++++ RECORDS FOR THE TASK ++++

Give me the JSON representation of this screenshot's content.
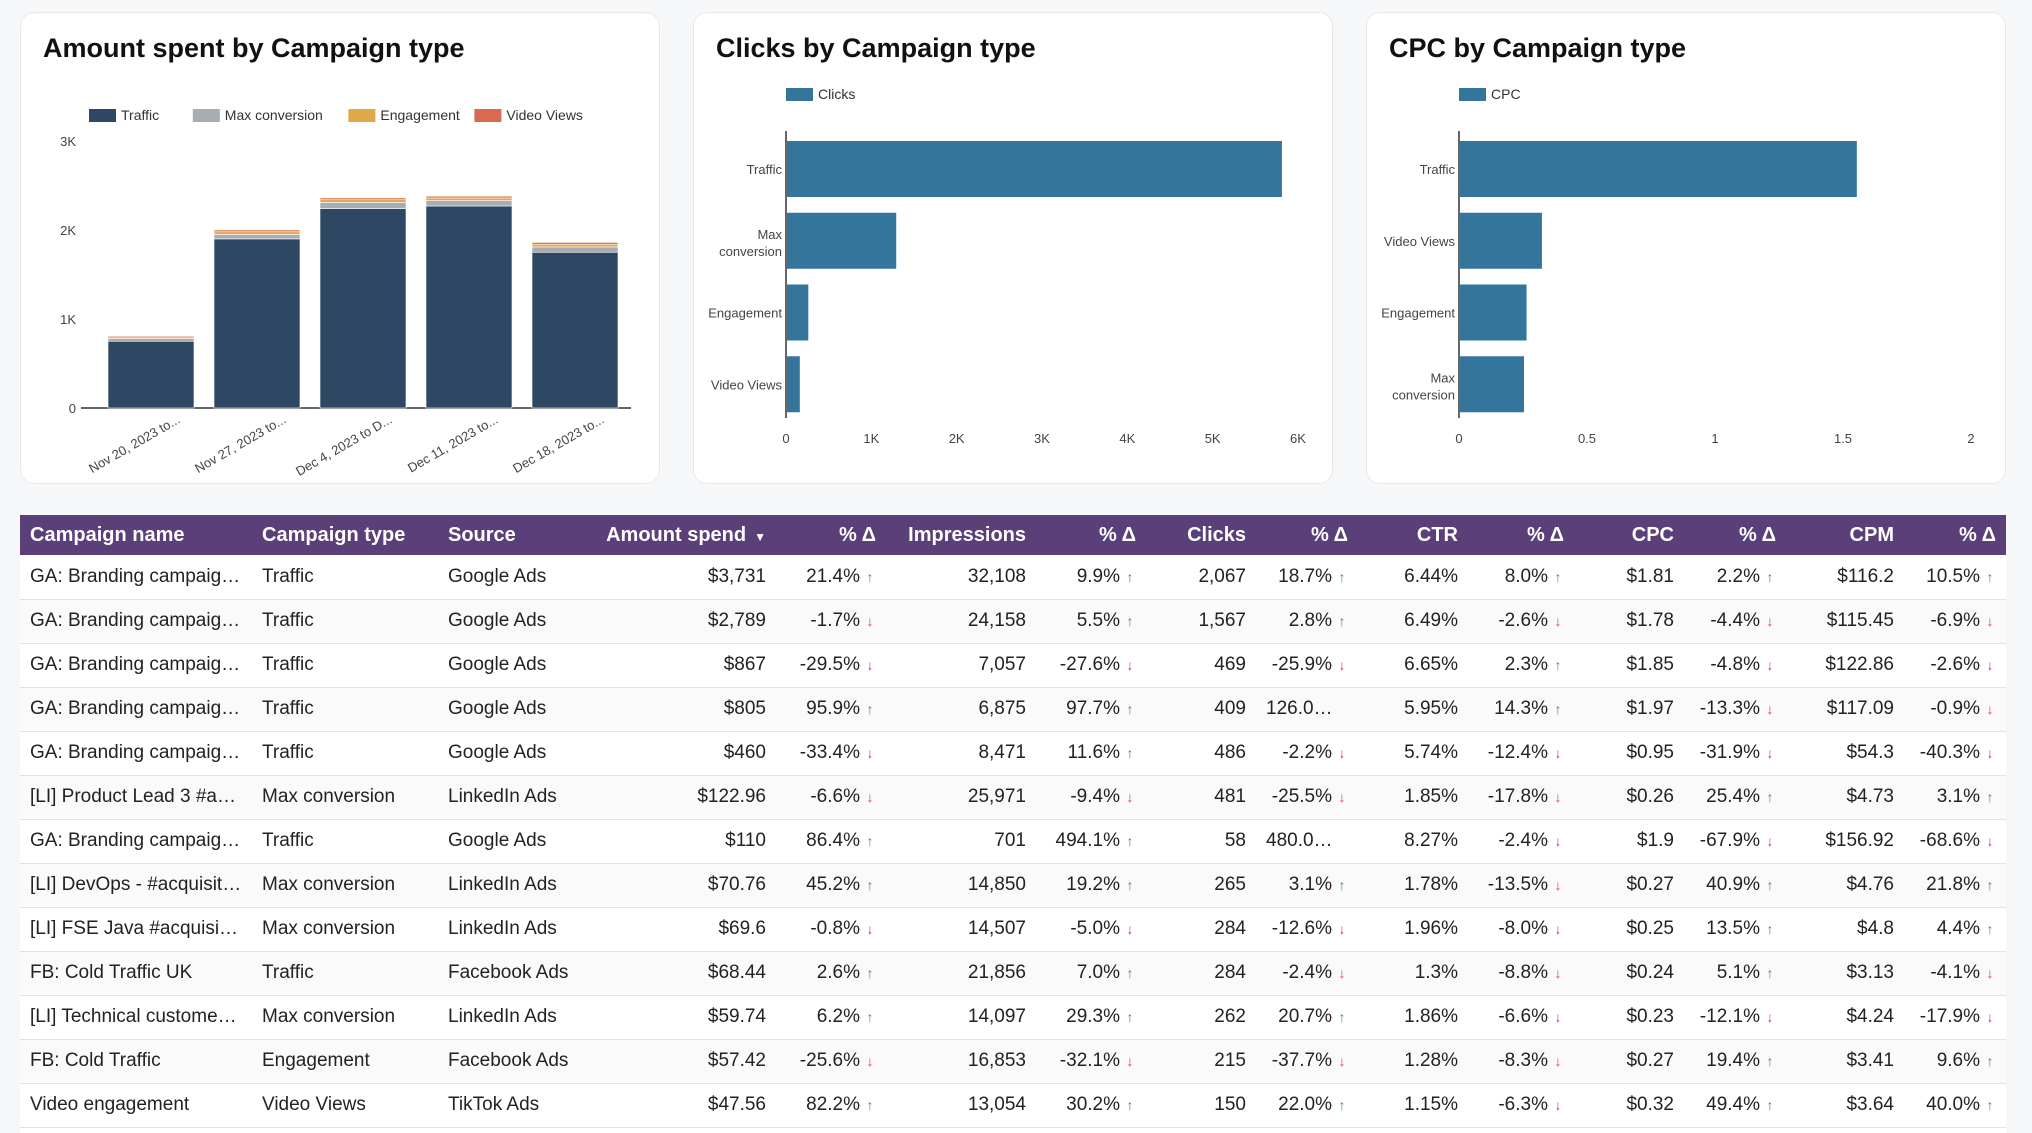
{
  "colors": {
    "header_bg": "#5a3f78",
    "traffic": "#2e4763",
    "max_conversion": "#a8adb4",
    "engagement": "#e0a84a",
    "video_views": "#d96a4f",
    "bar_blue": "#33759b",
    "up": "#2f9a4a",
    "down": "#d64545"
  },
  "chart_data": [
    {
      "type": "bar",
      "stacked": true,
      "title": "Amount spent by Campaign type",
      "categories": [
        "Nov 20, 2023 to...",
        "Nov 27, 2023 to...",
        "Dec 4, 2023 to D...",
        "Dec 11, 2023 to...",
        "Dec 18, 2023 to..."
      ],
      "series": [
        {
          "name": "Traffic",
          "values": [
            750,
            1900,
            2240,
            2270,
            1750
          ]
        },
        {
          "name": "Max conversion",
          "values": [
            30,
            50,
            70,
            60,
            60
          ]
        },
        {
          "name": "Engagement",
          "values": [
            20,
            30,
            30,
            30,
            30
          ]
        },
        {
          "name": "Video Views",
          "values": [
            10,
            20,
            20,
            20,
            20
          ]
        }
      ],
      "yticks": [
        "0",
        "1K",
        "2K",
        "3K"
      ],
      "ylim": [
        0,
        3000
      ],
      "legend": "top"
    },
    {
      "type": "bar",
      "orientation": "horizontal",
      "title": "Clicks by Campaign type",
      "series_name": "Clicks",
      "categories": [
        "Traffic",
        "Max conversion",
        "Engagement",
        "Video Views"
      ],
      "values": [
        5800,
        1280,
        250,
        150
      ],
      "xticks": [
        "0",
        "1K",
        "2K",
        "3K",
        "4K",
        "5K",
        "6K"
      ],
      "xlim": [
        0,
        6000
      ]
    },
    {
      "type": "bar",
      "orientation": "horizontal",
      "title": "CPC by Campaign type",
      "series_name": "CPC",
      "categories": [
        "Traffic",
        "Video Views",
        "Engagement",
        "Max conversion"
      ],
      "values": [
        1.55,
        0.32,
        0.26,
        0.25
      ],
      "xticks": [
        "0",
        "0.5",
        "1",
        "1.5",
        "2"
      ],
      "xlim": [
        0,
        2
      ]
    }
  ],
  "table": {
    "columns": [
      "Campaign name",
      "Campaign type",
      "Source",
      "Amount spend",
      "% Δ",
      "Impressions",
      "% Δ",
      "Clicks",
      "% Δ",
      "CTR",
      "% Δ",
      "CPC",
      "% Δ",
      "CPM",
      "% Δ"
    ],
    "sort_icon": "▼",
    "rows": [
      [
        "GA: Branding campaign…",
        "Traffic",
        "Google Ads",
        "$3,731",
        "21.4%",
        "32,108",
        "9.9%",
        "2,067",
        "18.7%",
        "6.44%",
        "8.0%",
        "$1.81",
        "2.2%",
        "$116.2",
        "10.5%"
      ],
      [
        "GA: Branding campaign…",
        "Traffic",
        "Google Ads",
        "$2,789",
        "-1.7%",
        "24,158",
        "5.5%",
        "1,567",
        "2.8%",
        "6.49%",
        "-2.6%",
        "$1.78",
        "-4.4%",
        "$115.45",
        "-6.9%"
      ],
      [
        "GA: Branding campaign…",
        "Traffic",
        "Google Ads",
        "$867",
        "-29.5%",
        "7,057",
        "-27.6%",
        "469",
        "-25.9%",
        "6.65%",
        "2.3%",
        "$1.85",
        "-4.8%",
        "$122.86",
        "-2.6%"
      ],
      [
        "GA: Branding campaign…",
        "Traffic",
        "Google Ads",
        "$805",
        "95.9%",
        "6,875",
        "97.7%",
        "409",
        "126.0%…",
        "5.95%",
        "14.3%",
        "$1.97",
        "-13.3%",
        "$117.09",
        "-0.9%"
      ],
      [
        "GA: Branding campaign…",
        "Traffic",
        "Google Ads",
        "$460",
        "-33.4%",
        "8,471",
        "11.6%",
        "486",
        "-2.2%",
        "5.74%",
        "-12.4%",
        "$0.95",
        "-31.9%",
        "$54.3",
        "-40.3%"
      ],
      [
        "[LI] Product Lead 3 #ac…",
        "Max conversion",
        "LinkedIn Ads",
        "$122.96",
        "-6.6%",
        "25,971",
        "-9.4%",
        "481",
        "-25.5%",
        "1.85%",
        "-17.8%",
        "$0.26",
        "25.4%",
        "$4.73",
        "3.1%"
      ],
      [
        "GA: Branding campaign…",
        "Traffic",
        "Google Ads",
        "$110",
        "86.4%",
        "701",
        "494.1%",
        "58",
        "480.0%…",
        "8.27%",
        "-2.4%",
        "$1.9",
        "-67.9%",
        "$156.92",
        "-68.6%"
      ],
      [
        "[LI] DevOps - #acquisition",
        "Max conversion",
        "LinkedIn Ads",
        "$70.76",
        "45.2%",
        "14,850",
        "19.2%",
        "265",
        "3.1%",
        "1.78%",
        "-13.5%",
        "$0.27",
        "40.9%",
        "$4.76",
        "21.8%"
      ],
      [
        "[LI] FSE Java #acquisiti…",
        "Max conversion",
        "LinkedIn Ads",
        "$69.6",
        "-0.8%",
        "14,507",
        "-5.0%",
        "284",
        "-12.6%",
        "1.96%",
        "-8.0%",
        "$0.25",
        "13.5%",
        "$4.8",
        "4.4%"
      ],
      [
        "FB: Cold Traffic UK",
        "Traffic",
        "Facebook Ads",
        "$68.44",
        "2.6%",
        "21,856",
        "7.0%",
        "284",
        "-2.4%",
        "1.3%",
        "-8.8%",
        "$0.24",
        "5.1%",
        "$3.13",
        "-4.1%"
      ],
      [
        "[LI] Technical customer …",
        "Max conversion",
        "LinkedIn Ads",
        "$59.74",
        "6.2%",
        "14,097",
        "29.3%",
        "262",
        "20.7%",
        "1.86%",
        "-6.6%",
        "$0.23",
        "-12.1%",
        "$4.24",
        "-17.9%"
      ],
      [
        "FB: Cold Traffic",
        "Engagement",
        "Facebook Ads",
        "$57.42",
        "-25.6%",
        "16,853",
        "-32.1%",
        "215",
        "-37.7%",
        "1.28%",
        "-8.3%",
        "$0.27",
        "19.4%",
        "$3.41",
        "9.6%"
      ],
      [
        "Video engagement",
        "Video Views",
        "TikTok Ads",
        "$47.56",
        "82.2%",
        "13,054",
        "30.2%",
        "150",
        "22.0%",
        "1.15%",
        "-6.3%",
        "$0.32",
        "49.4%",
        "$3.64",
        "40.0%"
      ]
    ]
  }
}
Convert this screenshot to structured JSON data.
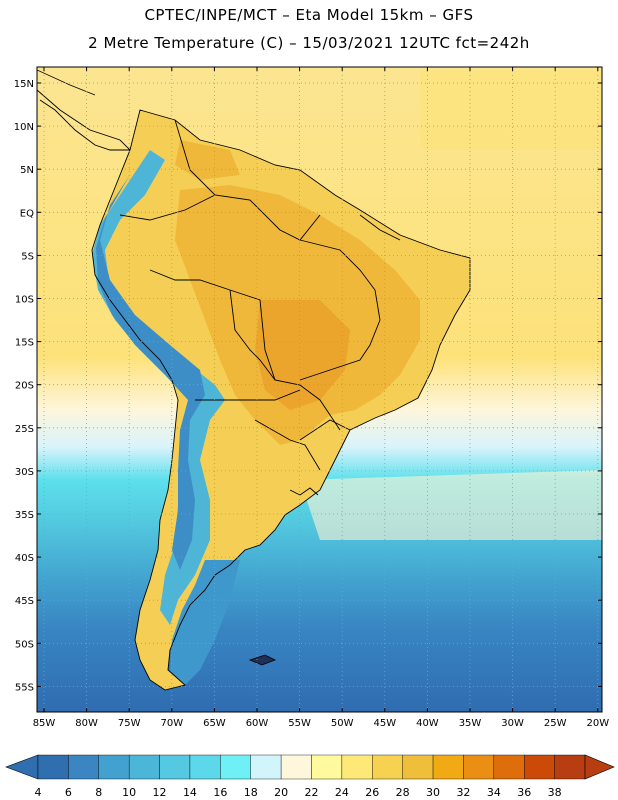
{
  "header": {
    "line1": "CPTEC/INPE/MCT –  Eta Model 15km – GFS",
    "line2": "2 Metre Temperature (C) – 15/03/2021 12UTC fct=242h"
  },
  "map": {
    "lat_labels": [
      "15N",
      "10N",
      "5N",
      "EQ",
      "5S",
      "10S",
      "15S",
      "20S",
      "25S",
      "30S",
      "35S",
      "40S",
      "45S",
      "50S",
      "55S"
    ],
    "lon_labels": [
      "85W",
      "80W",
      "75W",
      "70W",
      "65W",
      "60W",
      "55W",
      "50W",
      "45W",
      "40W",
      "35W",
      "30W",
      "25W",
      "20W"
    ]
  },
  "colorbar": {
    "ticks": [
      "4",
      "6",
      "8",
      "10",
      "12",
      "14",
      "16",
      "18",
      "20",
      "22",
      "24",
      "26",
      "28",
      "30",
      "32",
      "34",
      "36",
      "38"
    ],
    "colors": [
      "#2f6fb0",
      "#3b85c2",
      "#43a1cf",
      "#4bb6d8",
      "#55c8e2",
      "#5dd8ea",
      "#6ff0f6",
      "#d2f4fb",
      "#fff7dc",
      "#fffa9e",
      "#fde878",
      "#f7d251",
      "#efbf3b",
      "#f2aa14",
      "#ea8f14",
      "#de6e0c",
      "#cc4a08",
      "#b83d10"
    ],
    "low_color": "#2f6fb0",
    "high_color": "#b83d10"
  }
}
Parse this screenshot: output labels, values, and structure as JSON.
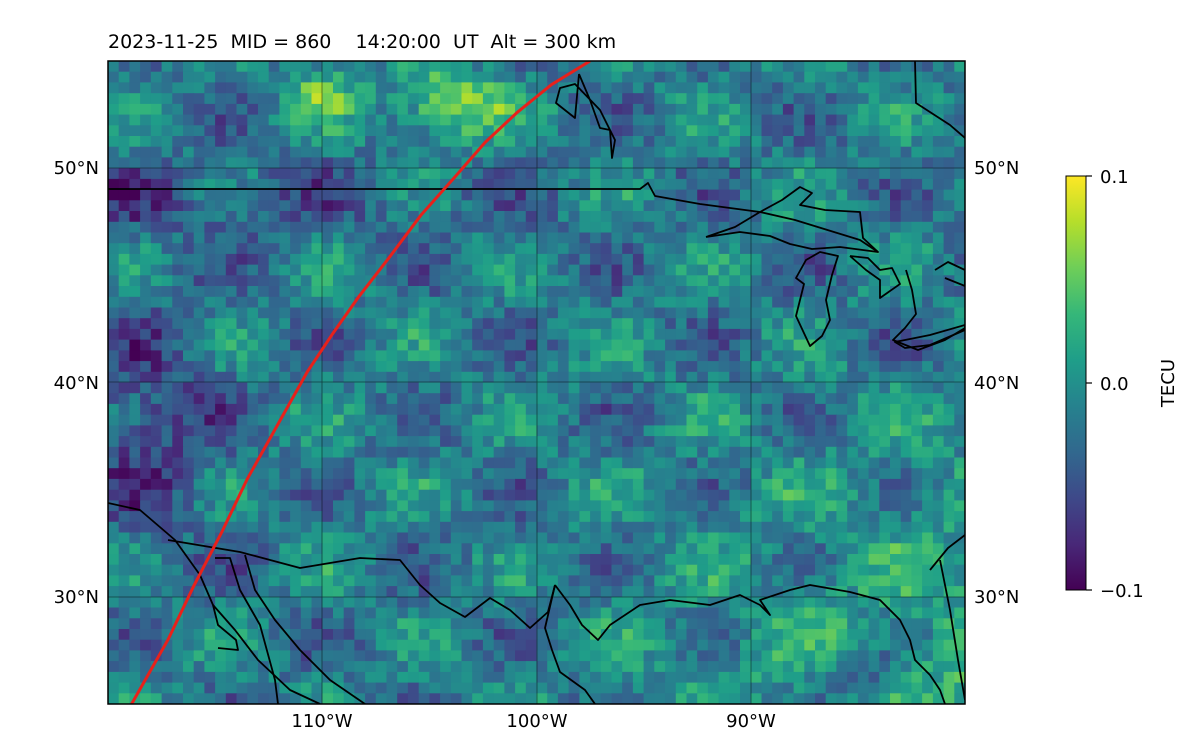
{
  "title": "2023-11-25  MID = 860    14:20:00  UT  Alt = 300 km",
  "map": {
    "lon_range": [
      -120,
      -80
    ],
    "lat_range": [
      25,
      55
    ],
    "lon_ticks": [
      -110,
      -100,
      -90
    ],
    "lat_ticks": [
      30,
      40,
      50
    ],
    "lon_tick_labels": [
      "110°W",
      "100°W",
      "90°W"
    ],
    "lat_tick_labels": [
      "30°N",
      "40°N",
      "50°N"
    ],
    "gridlines": true,
    "colormap": "viridis",
    "field_description": "TEC perturbation field on a lat/lon pixel grid; larger positive values in the southeast (Gulf coast / southeastern US) and a bright patch near 53°N 104°W, negative patches around 48–50°N west of 100°W",
    "track": {
      "color": "#e8211b",
      "lon": [
        -118.9,
        -117.2,
        -116.0,
        -114.7,
        -113.5,
        -112.1,
        -110.7,
        -109.5,
        -108.3,
        -106.9,
        -105.4,
        -103.8,
        -102.4,
        -100.9,
        -99.3,
        -97.5
      ],
      "lat": [
        25.0,
        28.0,
        30.5,
        33.0,
        35.5,
        38.0,
        40.5,
        42.3,
        44.0,
        45.8,
        47.8,
        49.6,
        51.2,
        52.6,
        53.9,
        55.0
      ]
    },
    "outline_color": "#000000"
  },
  "colorbar": {
    "label": "TECU",
    "min": -0.1,
    "max": 0.1,
    "ticks": [
      0.1,
      0.0,
      -0.1
    ],
    "tick_labels": [
      "0.1",
      "0.0",
      "−0.1"
    ],
    "colors": [
      "#440154",
      "#482878",
      "#3e4989",
      "#31688e",
      "#26828e",
      "#1f9e89",
      "#35b779",
      "#6ece58",
      "#b5de2b",
      "#fde725"
    ]
  }
}
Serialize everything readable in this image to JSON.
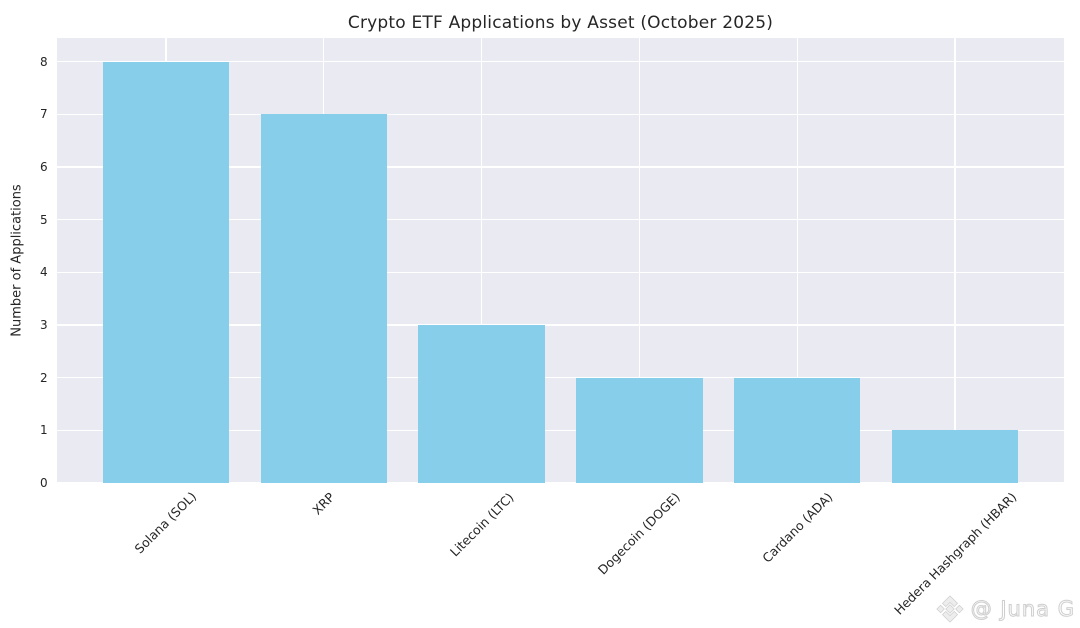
{
  "title": "Crypto ETF Applications by Asset (October 2025)",
  "watermark": {
    "icon": "binance-diamond-icon",
    "text": "@ Juna G"
  },
  "chart_data": {
    "type": "bar",
    "title": "Crypto ETF Applications by Asset (October 2025)",
    "xlabel": "",
    "ylabel": "Number of Applications",
    "categories": [
      "Solana (SOL)",
      "XRP",
      "Litecoin (LTC)",
      "Dogecoin (DOGE)",
      "Cardano (ADA)",
      "Hedera Hashgraph (HBAR)"
    ],
    "values": [
      8,
      7,
      3,
      2,
      2,
      1
    ],
    "yticks": [
      0,
      1,
      2,
      3,
      4,
      5,
      6,
      7,
      8
    ],
    "ylim": [
      0,
      8.45
    ],
    "grid": true,
    "legend": "none",
    "x_tick_rotation_deg": 45,
    "bar_color": "#87CEEB",
    "plot_background_color": "#EAEAF2",
    "grid_color": "#FFFFFF",
    "text_color": "#262626"
  }
}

++++

AIM.
Scan the records for the string "Asset". Copy each line in which it appears.

OUTPUT FOR THIS EXERCISE.
  "title": "Crypto ETF Applications by Asset (October 2025)",
    "title": "Crypto ETF Applications by Asset (October 2025)",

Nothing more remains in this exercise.